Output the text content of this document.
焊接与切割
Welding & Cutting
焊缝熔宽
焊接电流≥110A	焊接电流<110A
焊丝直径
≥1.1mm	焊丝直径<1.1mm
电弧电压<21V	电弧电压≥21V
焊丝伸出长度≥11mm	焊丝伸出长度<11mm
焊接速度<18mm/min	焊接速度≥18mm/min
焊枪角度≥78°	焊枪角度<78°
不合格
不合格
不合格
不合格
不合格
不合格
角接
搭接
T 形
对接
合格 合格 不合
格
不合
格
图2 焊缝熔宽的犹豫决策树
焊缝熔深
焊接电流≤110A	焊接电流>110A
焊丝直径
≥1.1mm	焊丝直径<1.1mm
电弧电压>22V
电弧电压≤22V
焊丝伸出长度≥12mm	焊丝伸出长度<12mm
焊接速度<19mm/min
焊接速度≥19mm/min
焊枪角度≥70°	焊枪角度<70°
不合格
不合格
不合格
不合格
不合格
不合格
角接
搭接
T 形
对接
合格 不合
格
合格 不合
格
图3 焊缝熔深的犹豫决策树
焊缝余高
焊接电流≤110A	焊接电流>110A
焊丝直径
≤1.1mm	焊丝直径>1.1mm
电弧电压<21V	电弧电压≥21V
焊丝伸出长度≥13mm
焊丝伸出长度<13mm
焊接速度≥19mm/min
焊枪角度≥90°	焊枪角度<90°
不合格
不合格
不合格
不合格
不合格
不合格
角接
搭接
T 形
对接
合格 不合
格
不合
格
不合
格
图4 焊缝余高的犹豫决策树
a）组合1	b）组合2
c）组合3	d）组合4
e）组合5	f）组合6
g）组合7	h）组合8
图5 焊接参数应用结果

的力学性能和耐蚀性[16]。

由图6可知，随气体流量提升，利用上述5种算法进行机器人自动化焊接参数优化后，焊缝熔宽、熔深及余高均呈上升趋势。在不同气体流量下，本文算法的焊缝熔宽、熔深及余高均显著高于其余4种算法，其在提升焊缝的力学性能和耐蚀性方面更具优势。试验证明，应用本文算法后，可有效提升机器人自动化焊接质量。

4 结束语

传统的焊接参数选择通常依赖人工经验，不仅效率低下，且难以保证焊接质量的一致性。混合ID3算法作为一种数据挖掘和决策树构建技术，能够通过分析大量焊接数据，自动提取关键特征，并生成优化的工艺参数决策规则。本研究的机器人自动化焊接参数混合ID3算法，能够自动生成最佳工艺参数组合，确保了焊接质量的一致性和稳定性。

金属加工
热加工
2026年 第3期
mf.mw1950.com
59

- **Task to complete**
The records above should be returned exactly.

- **Response for this exercise**
Output the text content of this document.
焊接与切割
Welding & Cutting
焊缝熔宽
焊接电流≥110A	焊接电流<110A
焊丝直径
≥1.1mm	焊丝直径<1.1mm
电弧电压<21V	电弧电压≥21V
焊丝伸出长度≥11mm	焊丝伸出长度<11mm
焊接速度<18mm/min	焊接速度≥18mm/min
焊枪角度≥78°	焊枪角度<78°
不合格
不合格
不合格
不合格
不合格
不合格
角接
搭接
T 形
对接
合格 合格 不合
格
不合
格
图2 焊缝熔宽的犹豫决策树
焊缝熔深
焊接电流≤110A	焊接电流>110A
焊丝直径
≥1.1mm	焊丝直径<1.1mm
电弧电压>22V
电弧电压≤22V
焊丝伸出长度≥12mm	焊丝伸出长度<12mm
焊接速度<19mm/min
焊接速度≥19mm/min
焊枪角度≥70°	焊枪角度<70°
不合格
不合格
不合格
不合格
不合格
不合格
角接
搭接
T 形
对接
合格 不合
格
合格 不合
格
图3 焊缝熔深的犹豫决策树
焊缝余高
焊接电流≤110A	焊接电流>110A
焊丝直径
≤1.1mm	焊丝直径>1.1mm
电弧电压<21V	电弧电压≥21V
焊丝伸出长度≥13mm
焊丝伸出长度<13mm
焊接速度≥19mm/min
焊枪角度≥90°	焊枪角度<90°
不合格
不合格
不合格
不合格
不合格
不合格
角接
搭接
T 形
对接
合格 不合
格
不合
格
不合
格
图4 焊缝余高的犹豫决策树
a）组合1	b）组合2
c）组合3	d）组合4
e）组合5	f）组合6
g）组合7	h）组合8
图5 焊接参数应用结果

的力学性能和耐蚀性[16]。

由图6可知，随气体流量提升，利用上述5种算法进行机器人自动化焊接参数优化后，焊缝熔宽、熔深及余高均呈上升趋势。在不同气体流量下，本文算法的焊缝熔宽、熔深及余高均显著高于其余4种算法，其在提升焊缝的力学性能和耐蚀性方面更具优势。试验证明，应用本文算法后，可有效提升机器人自动化焊接质量。

4 结束语

传统的焊接参数选择通常依赖人工经验，不仅效率低下，且难以保证焊接质量的一致性。混合ID3算法作为一种数据挖掘和决策树构建技术，能够通过分析大量焊接数据，自动提取关键特征，并生成优化的工艺参数决策规则。本研究的机器人自动化焊接参数混合ID3算法，能够自动生成最佳工艺参数组合，确保了焊接质量的一致性和稳定性。

金属加工
热加工
2026年 第3期
mf.mw1950.com
59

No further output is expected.